EXCERPTED RECORDS:
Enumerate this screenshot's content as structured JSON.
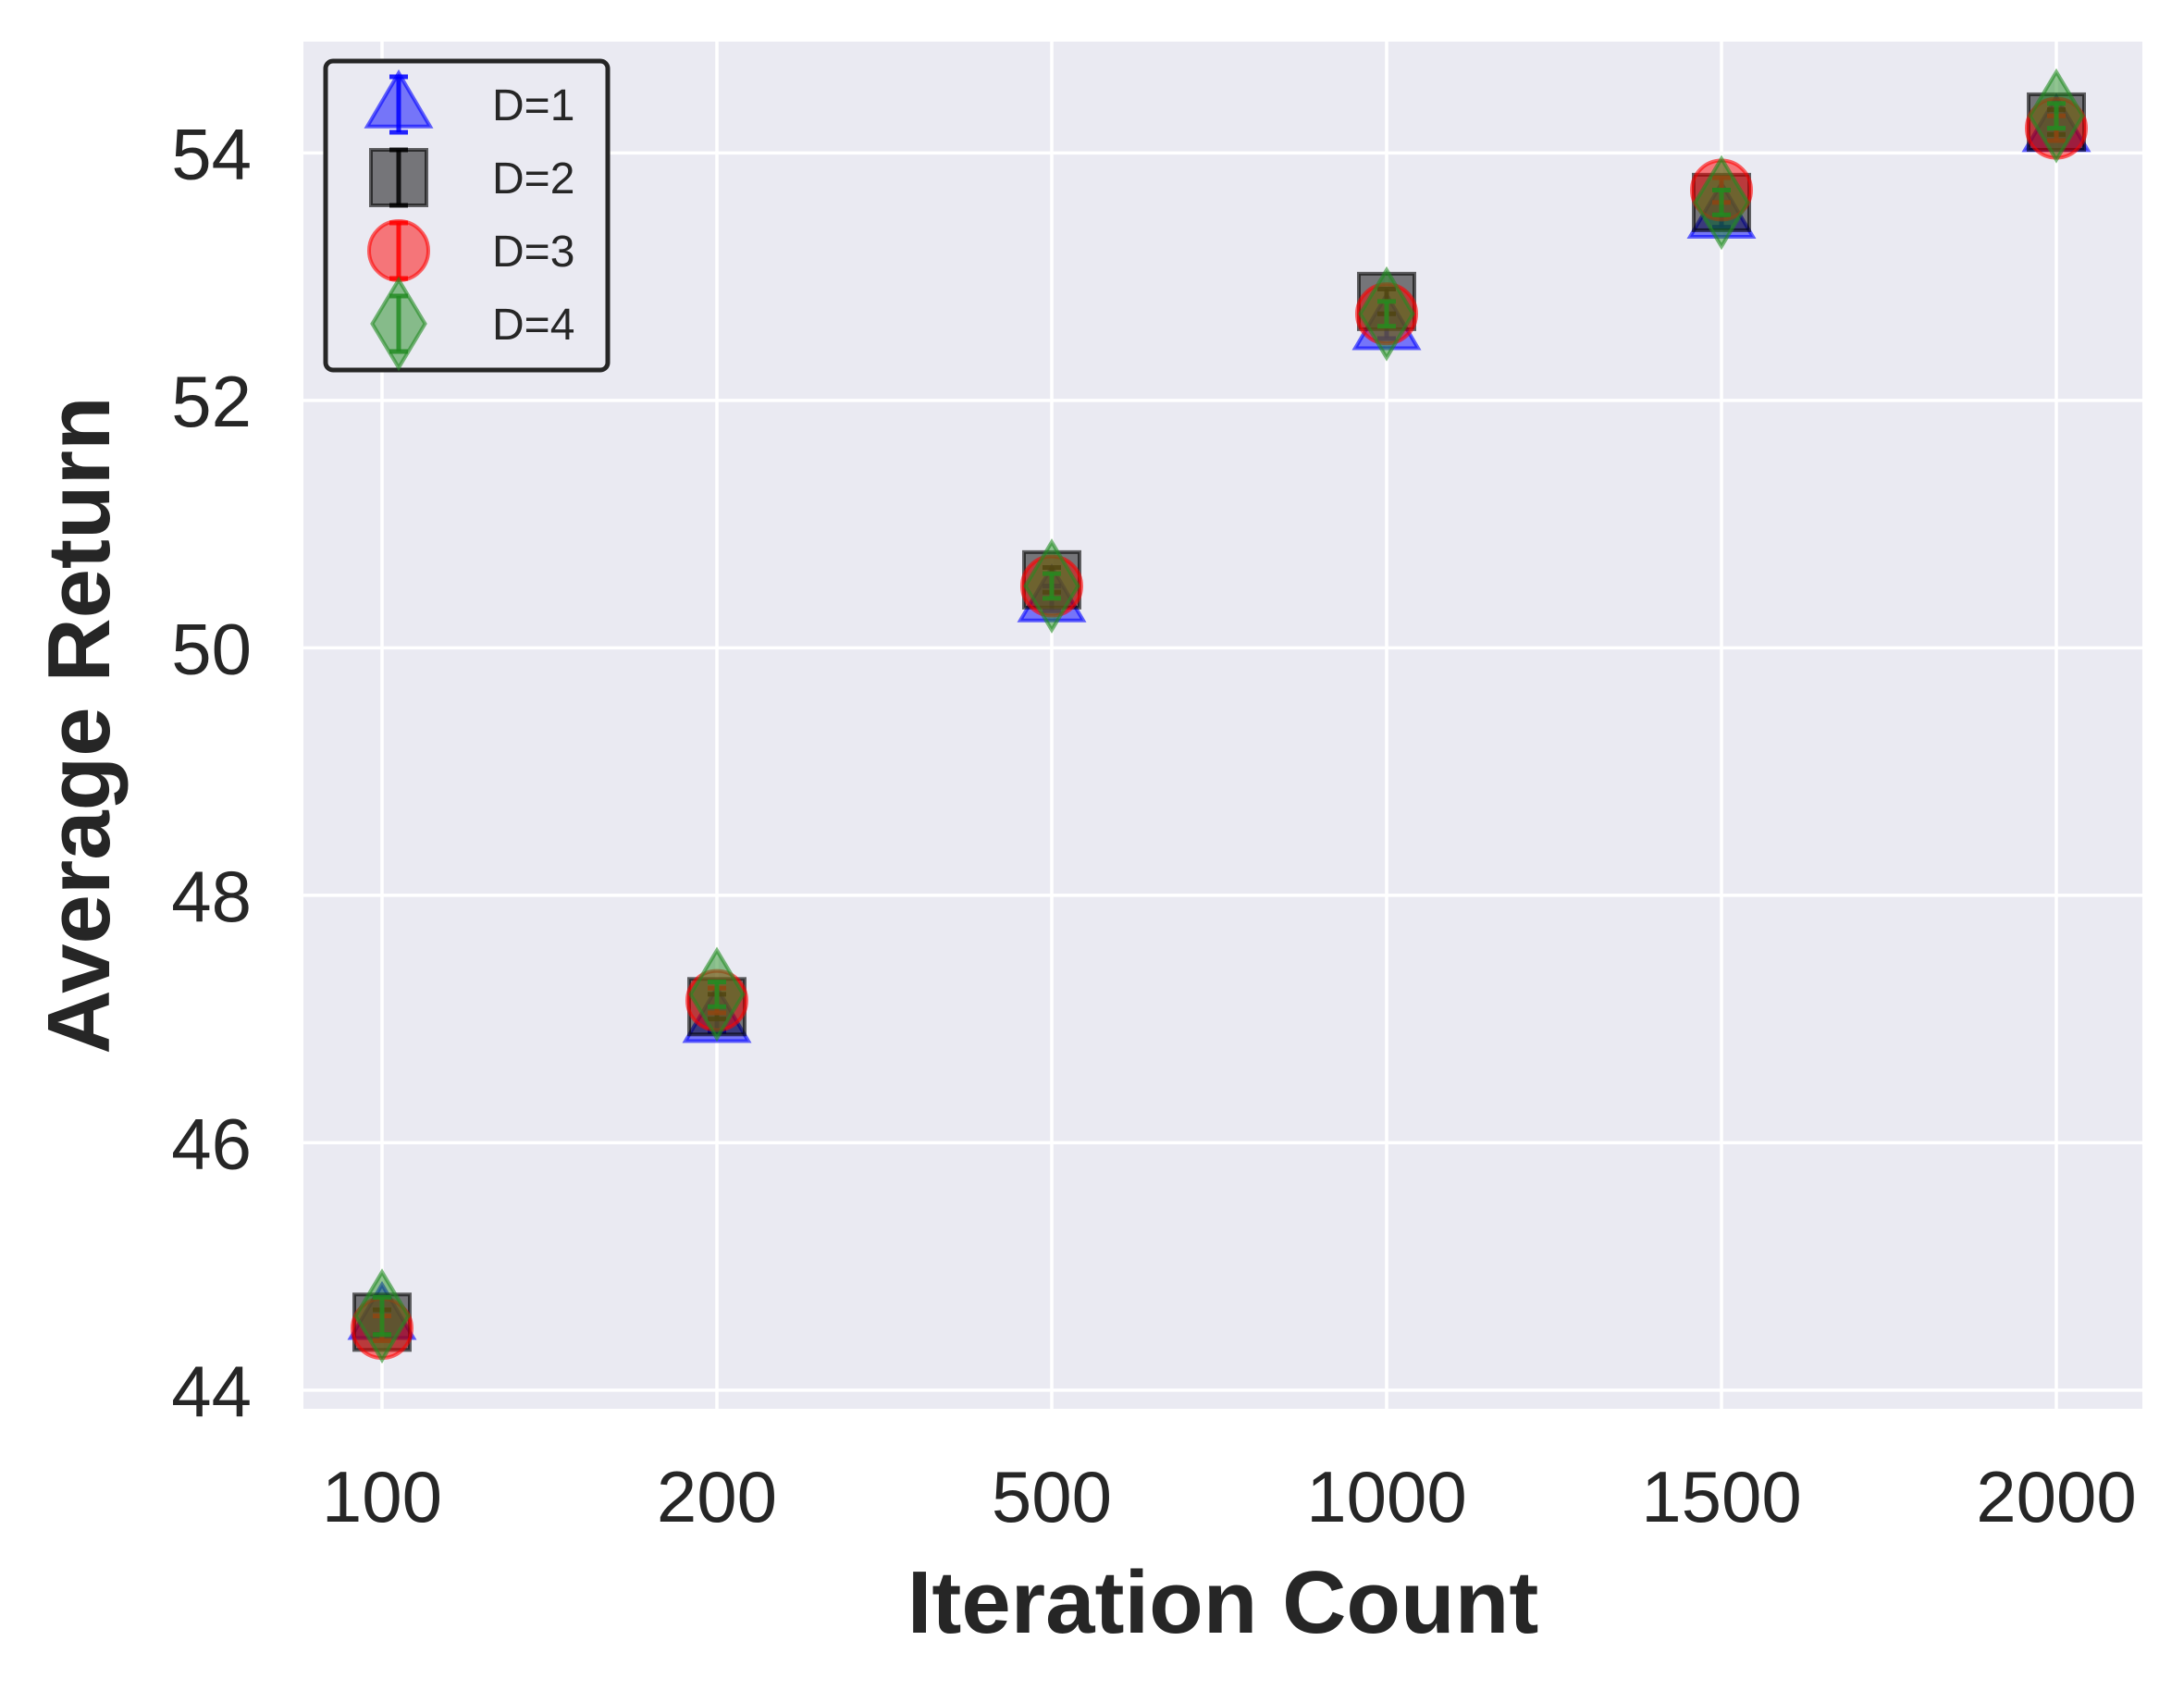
{
  "chart_data": {
    "type": "scatter",
    "xlabel": "Iteration Count",
    "ylabel": "Average Return",
    "categories": [
      "100",
      "200",
      "500",
      "1000",
      "1500",
      "2000"
    ],
    "y_ticks": [
      "44",
      "46",
      "48",
      "50",
      "52",
      "54"
    ],
    "ylim": [
      43.85,
      54.9
    ],
    "grid": true,
    "legend_position": "top-left",
    "series": [
      {
        "name": "D=1",
        "marker": "triangle",
        "color": "#0000ff",
        "values": [
          44.6,
          47.0,
          50.4,
          52.6,
          53.5,
          54.2
        ],
        "errors": [
          0.15,
          0.1,
          0.1,
          0.1,
          0.1,
          0.1
        ]
      },
      {
        "name": "D=2",
        "marker": "square",
        "color": "#000000",
        "values": [
          44.55,
          47.1,
          50.55,
          52.8,
          53.6,
          54.25
        ],
        "errors": [
          0.1,
          0.1,
          0.1,
          0.1,
          0.1,
          0.1
        ]
      },
      {
        "name": "D=3",
        "marker": "circle",
        "color": "#ff0000",
        "values": [
          44.5,
          47.15,
          50.5,
          52.7,
          53.7,
          54.2
        ],
        "errors": [
          0.1,
          0.1,
          0.1,
          0.1,
          0.1,
          0.1
        ]
      },
      {
        "name": "D=4",
        "marker": "diamond",
        "color": "#228b22",
        "values": [
          44.6,
          47.2,
          50.5,
          52.7,
          53.6,
          54.3
        ],
        "errors": [
          0.15,
          0.1,
          0.1,
          0.1,
          0.1,
          0.1
        ]
      }
    ]
  }
}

WHAT IS BEING ASKED: Go through the entries above and output them exactly, without pictures.

SOLUTION:
Enumerate this screenshot's content as structured JSON.
{
  "chart_data": {
    "type": "scatter",
    "xlabel": "Iteration Count",
    "ylabel": "Average Return",
    "categories": [
      "100",
      "200",
      "500",
      "1000",
      "1500",
      "2000"
    ],
    "y_ticks": [
      "44",
      "46",
      "48",
      "50",
      "52",
      "54"
    ],
    "ylim": [
      43.85,
      54.9
    ],
    "grid": true,
    "legend_position": "top-left",
    "series": [
      {
        "name": "D=1",
        "marker": "triangle",
        "color": "#0000ff",
        "values": [
          44.6,
          47.0,
          50.4,
          52.6,
          53.5,
          54.2
        ],
        "errors": [
          0.15,
          0.1,
          0.1,
          0.1,
          0.1,
          0.1
        ]
      },
      {
        "name": "D=2",
        "marker": "square",
        "color": "#000000",
        "values": [
          44.55,
          47.1,
          50.55,
          52.8,
          53.6,
          54.25
        ],
        "errors": [
          0.1,
          0.1,
          0.1,
          0.1,
          0.1,
          0.1
        ]
      },
      {
        "name": "D=3",
        "marker": "circle",
        "color": "#ff0000",
        "values": [
          44.5,
          47.15,
          50.5,
          52.7,
          53.7,
          54.2
        ],
        "errors": [
          0.1,
          0.1,
          0.1,
          0.1,
          0.1,
          0.1
        ]
      },
      {
        "name": "D=4",
        "marker": "diamond",
        "color": "#228b22",
        "values": [
          44.6,
          47.2,
          50.5,
          52.7,
          53.6,
          54.3
        ],
        "errors": [
          0.15,
          0.1,
          0.1,
          0.1,
          0.1,
          0.1
        ]
      }
    ]
  }
}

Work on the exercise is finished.